───── AVAILABLE RECORDS

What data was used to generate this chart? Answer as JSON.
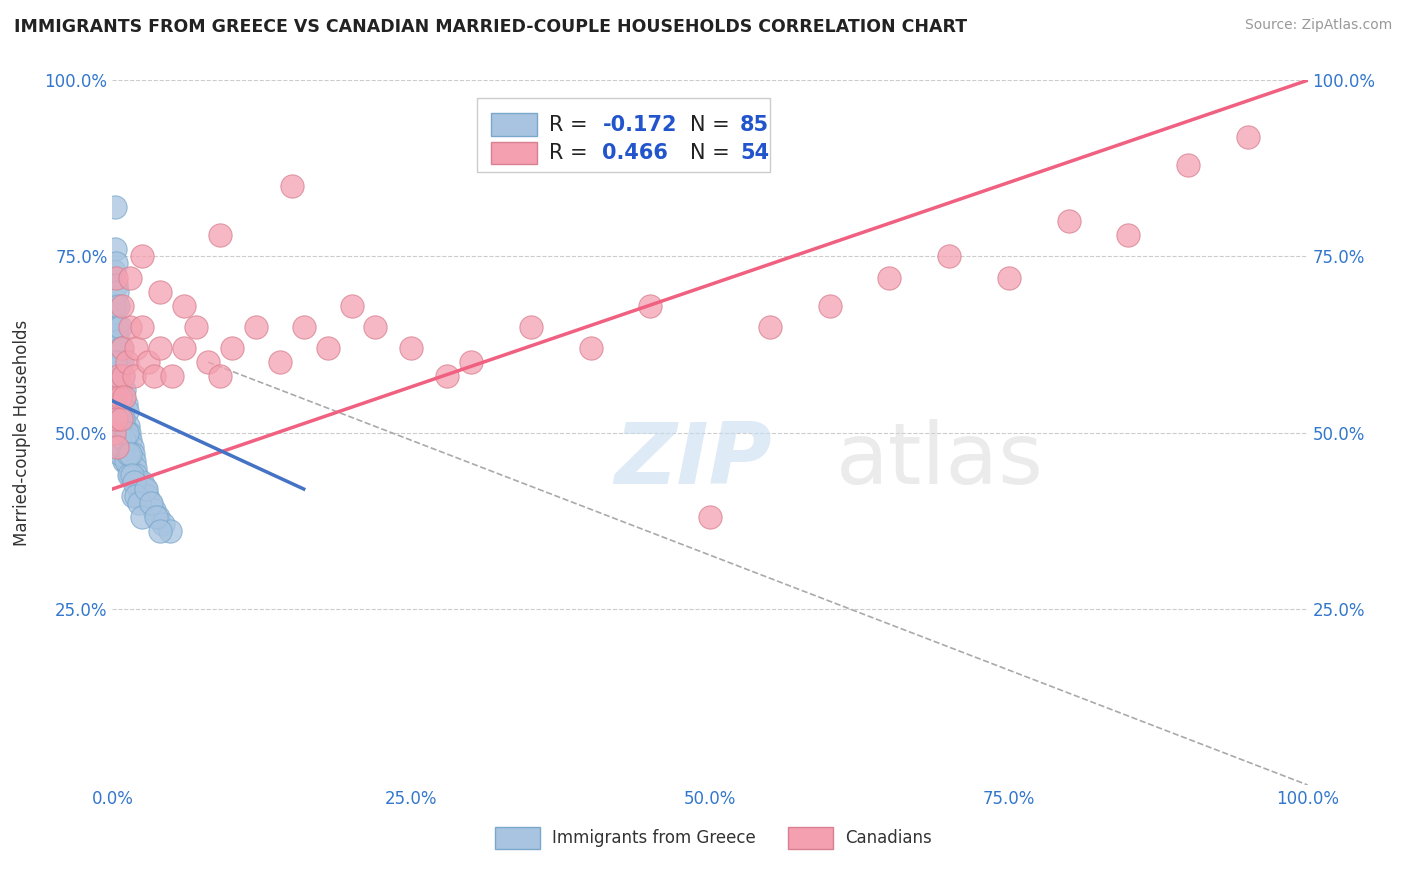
{
  "title": "IMMIGRANTS FROM GREECE VS CANADIAN MARRIED-COUPLE HOUSEHOLDS CORRELATION CHART",
  "source": "Source: ZipAtlas.com",
  "ylabel": "Married-couple Households",
  "xlim": [
    0.0,
    1.0
  ],
  "ylim": [
    0.0,
    1.0
  ],
  "xticks": [
    0.0,
    0.25,
    0.5,
    0.75,
    1.0
  ],
  "xticklabels": [
    "0.0%",
    "25.0%",
    "50.0%",
    "75.0%",
    "100.0%"
  ],
  "yticks_left": [
    0.25,
    0.5,
    0.75,
    1.0
  ],
  "yticklabels_left": [
    "25.0%",
    "50.0%",
    "75.0%",
    "100.0%"
  ],
  "yticks_right": [
    0.25,
    0.5,
    0.75,
    1.0
  ],
  "yticklabels_right": [
    "25.0%",
    "50.0%",
    "75.0%",
    "100.0%"
  ],
  "blue_R": -0.172,
  "blue_N": 85,
  "pink_R": 0.466,
  "pink_N": 54,
  "blue_color": "#a8c4e0",
  "pink_color": "#f4a0b0",
  "blue_line_color": "#4472c4",
  "pink_line_color": "#f06080",
  "grid_color": "#cccccc",
  "blue_line_x0": 0.0,
  "blue_line_x1": 0.16,
  "blue_line_y0": 0.545,
  "blue_line_y1": 0.42,
  "pink_line_x0": 0.0,
  "pink_line_x1": 1.0,
  "pink_line_y0": 0.42,
  "pink_line_y1": 1.0,
  "dash_line_x0": 0.08,
  "dash_line_x1": 1.0,
  "dash_line_y0": 0.6,
  "dash_line_y1": 0.0,
  "blue_x": [
    0.001,
    0.001,
    0.002,
    0.002,
    0.002,
    0.003,
    0.003,
    0.003,
    0.003,
    0.004,
    0.004,
    0.004,
    0.004,
    0.005,
    0.005,
    0.005,
    0.005,
    0.006,
    0.006,
    0.006,
    0.006,
    0.007,
    0.007,
    0.007,
    0.007,
    0.008,
    0.008,
    0.008,
    0.009,
    0.009,
    0.009,
    0.01,
    0.01,
    0.01,
    0.011,
    0.011,
    0.012,
    0.012,
    0.013,
    0.013,
    0.014,
    0.014,
    0.015,
    0.015,
    0.016,
    0.017,
    0.018,
    0.019,
    0.02,
    0.021,
    0.022,
    0.023,
    0.025,
    0.027,
    0.029,
    0.031,
    0.035,
    0.038,
    0.042,
    0.048,
    0.001,
    0.002,
    0.003,
    0.004,
    0.005,
    0.006,
    0.007,
    0.008,
    0.009,
    0.01,
    0.011,
    0.012,
    0.013,
    0.014,
    0.015,
    0.016,
    0.017,
    0.018,
    0.02,
    0.022,
    0.025,
    0.028,
    0.032,
    0.036,
    0.04
  ],
  "blue_y": [
    0.73,
    0.67,
    0.82,
    0.76,
    0.68,
    0.74,
    0.71,
    0.64,
    0.58,
    0.7,
    0.65,
    0.6,
    0.55,
    0.68,
    0.63,
    0.58,
    0.52,
    0.65,
    0.6,
    0.55,
    0.5,
    0.62,
    0.57,
    0.52,
    0.47,
    0.6,
    0.55,
    0.5,
    0.58,
    0.53,
    0.48,
    0.56,
    0.51,
    0.46,
    0.54,
    0.49,
    0.53,
    0.48,
    0.51,
    0.46,
    0.5,
    0.45,
    0.49,
    0.44,
    0.48,
    0.47,
    0.46,
    0.45,
    0.44,
    0.43,
    0.42,
    0.41,
    0.43,
    0.42,
    0.41,
    0.4,
    0.39,
    0.38,
    0.37,
    0.36,
    0.54,
    0.6,
    0.57,
    0.53,
    0.5,
    0.47,
    0.52,
    0.48,
    0.52,
    0.49,
    0.46,
    0.5,
    0.47,
    0.44,
    0.47,
    0.44,
    0.41,
    0.43,
    0.41,
    0.4,
    0.38,
    0.42,
    0.4,
    0.38,
    0.36
  ],
  "pink_x": [
    0.001,
    0.002,
    0.003,
    0.004,
    0.005,
    0.006,
    0.007,
    0.008,
    0.009,
    0.01,
    0.012,
    0.015,
    0.018,
    0.02,
    0.025,
    0.03,
    0.035,
    0.04,
    0.05,
    0.06,
    0.07,
    0.08,
    0.09,
    0.1,
    0.12,
    0.14,
    0.16,
    0.18,
    0.2,
    0.22,
    0.25,
    0.28,
    0.3,
    0.35,
    0.4,
    0.45,
    0.5,
    0.55,
    0.6,
    0.65,
    0.7,
    0.75,
    0.8,
    0.85,
    0.9,
    0.95,
    0.003,
    0.008,
    0.015,
    0.025,
    0.04,
    0.06,
    0.09,
    0.15
  ],
  "pink_y": [
    0.5,
    0.55,
    0.52,
    0.48,
    0.58,
    0.55,
    0.52,
    0.62,
    0.58,
    0.55,
    0.6,
    0.65,
    0.58,
    0.62,
    0.65,
    0.6,
    0.58,
    0.62,
    0.58,
    0.62,
    0.65,
    0.6,
    0.58,
    0.62,
    0.65,
    0.6,
    0.65,
    0.62,
    0.68,
    0.65,
    0.62,
    0.58,
    0.6,
    0.65,
    0.62,
    0.68,
    0.38,
    0.65,
    0.68,
    0.72,
    0.75,
    0.72,
    0.8,
    0.78,
    0.88,
    0.92,
    0.72,
    0.68,
    0.72,
    0.75,
    0.7,
    0.68,
    0.78,
    0.85
  ]
}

──────────

Quote all of the entries word for word, omitting any pictures.

CORRECT OUTPUT »
What data was used to generate this chart? Answer as JSON.
{
  "title": "IMMIGRANTS FROM GREECE VS CANADIAN MARRIED-COUPLE HOUSEHOLDS CORRELATION CHART",
  "source": "Source: ZipAtlas.com",
  "ylabel": "Married-couple Households",
  "xlim": [
    0.0,
    1.0
  ],
  "ylim": [
    0.0,
    1.0
  ],
  "xticks": [
    0.0,
    0.25,
    0.5,
    0.75,
    1.0
  ],
  "xticklabels": [
    "0.0%",
    "25.0%",
    "50.0%",
    "75.0%",
    "100.0%"
  ],
  "yticks_left": [
    0.25,
    0.5,
    0.75,
    1.0
  ],
  "yticklabels_left": [
    "25.0%",
    "50.0%",
    "75.0%",
    "100.0%"
  ],
  "yticks_right": [
    0.25,
    0.5,
    0.75,
    1.0
  ],
  "yticklabels_right": [
    "25.0%",
    "50.0%",
    "75.0%",
    "100.0%"
  ],
  "blue_R": -0.172,
  "blue_N": 85,
  "pink_R": 0.466,
  "pink_N": 54,
  "blue_color": "#a8c4e0",
  "pink_color": "#f4a0b0",
  "blue_line_color": "#4472c4",
  "pink_line_color": "#f06080",
  "grid_color": "#cccccc",
  "blue_line_x0": 0.0,
  "blue_line_x1": 0.16,
  "blue_line_y0": 0.545,
  "blue_line_y1": 0.42,
  "pink_line_x0": 0.0,
  "pink_line_x1": 1.0,
  "pink_line_y0": 0.42,
  "pink_line_y1": 1.0,
  "dash_line_x0": 0.08,
  "dash_line_x1": 1.0,
  "dash_line_y0": 0.6,
  "dash_line_y1": 0.0,
  "blue_x": [
    0.001,
    0.001,
    0.002,
    0.002,
    0.002,
    0.003,
    0.003,
    0.003,
    0.003,
    0.004,
    0.004,
    0.004,
    0.004,
    0.005,
    0.005,
    0.005,
    0.005,
    0.006,
    0.006,
    0.006,
    0.006,
    0.007,
    0.007,
    0.007,
    0.007,
    0.008,
    0.008,
    0.008,
    0.009,
    0.009,
    0.009,
    0.01,
    0.01,
    0.01,
    0.011,
    0.011,
    0.012,
    0.012,
    0.013,
    0.013,
    0.014,
    0.014,
    0.015,
    0.015,
    0.016,
    0.017,
    0.018,
    0.019,
    0.02,
    0.021,
    0.022,
    0.023,
    0.025,
    0.027,
    0.029,
    0.031,
    0.035,
    0.038,
    0.042,
    0.048,
    0.001,
    0.002,
    0.003,
    0.004,
    0.005,
    0.006,
    0.007,
    0.008,
    0.009,
    0.01,
    0.011,
    0.012,
    0.013,
    0.014,
    0.015,
    0.016,
    0.017,
    0.018,
    0.02,
    0.022,
    0.025,
    0.028,
    0.032,
    0.036,
    0.04
  ],
  "blue_y": [
    0.73,
    0.67,
    0.82,
    0.76,
    0.68,
    0.74,
    0.71,
    0.64,
    0.58,
    0.7,
    0.65,
    0.6,
    0.55,
    0.68,
    0.63,
    0.58,
    0.52,
    0.65,
    0.6,
    0.55,
    0.5,
    0.62,
    0.57,
    0.52,
    0.47,
    0.6,
    0.55,
    0.5,
    0.58,
    0.53,
    0.48,
    0.56,
    0.51,
    0.46,
    0.54,
    0.49,
    0.53,
    0.48,
    0.51,
    0.46,
    0.5,
    0.45,
    0.49,
    0.44,
    0.48,
    0.47,
    0.46,
    0.45,
    0.44,
    0.43,
    0.42,
    0.41,
    0.43,
    0.42,
    0.41,
    0.4,
    0.39,
    0.38,
    0.37,
    0.36,
    0.54,
    0.6,
    0.57,
    0.53,
    0.5,
    0.47,
    0.52,
    0.48,
    0.52,
    0.49,
    0.46,
    0.5,
    0.47,
    0.44,
    0.47,
    0.44,
    0.41,
    0.43,
    0.41,
    0.4,
    0.38,
    0.42,
    0.4,
    0.38,
    0.36
  ],
  "pink_x": [
    0.001,
    0.002,
    0.003,
    0.004,
    0.005,
    0.006,
    0.007,
    0.008,
    0.009,
    0.01,
    0.012,
    0.015,
    0.018,
    0.02,
    0.025,
    0.03,
    0.035,
    0.04,
    0.05,
    0.06,
    0.07,
    0.08,
    0.09,
    0.1,
    0.12,
    0.14,
    0.16,
    0.18,
    0.2,
    0.22,
    0.25,
    0.28,
    0.3,
    0.35,
    0.4,
    0.45,
    0.5,
    0.55,
    0.6,
    0.65,
    0.7,
    0.75,
    0.8,
    0.85,
    0.9,
    0.95,
    0.003,
    0.008,
    0.015,
    0.025,
    0.04,
    0.06,
    0.09,
    0.15
  ],
  "pink_y": [
    0.5,
    0.55,
    0.52,
    0.48,
    0.58,
    0.55,
    0.52,
    0.62,
    0.58,
    0.55,
    0.6,
    0.65,
    0.58,
    0.62,
    0.65,
    0.6,
    0.58,
    0.62,
    0.58,
    0.62,
    0.65,
    0.6,
    0.58,
    0.62,
    0.65,
    0.6,
    0.65,
    0.62,
    0.68,
    0.65,
    0.62,
    0.58,
    0.6,
    0.65,
    0.62,
    0.68,
    0.38,
    0.65,
    0.68,
    0.72,
    0.75,
    0.72,
    0.8,
    0.78,
    0.88,
    0.92,
    0.72,
    0.68,
    0.72,
    0.75,
    0.7,
    0.68,
    0.78,
    0.85
  ]
}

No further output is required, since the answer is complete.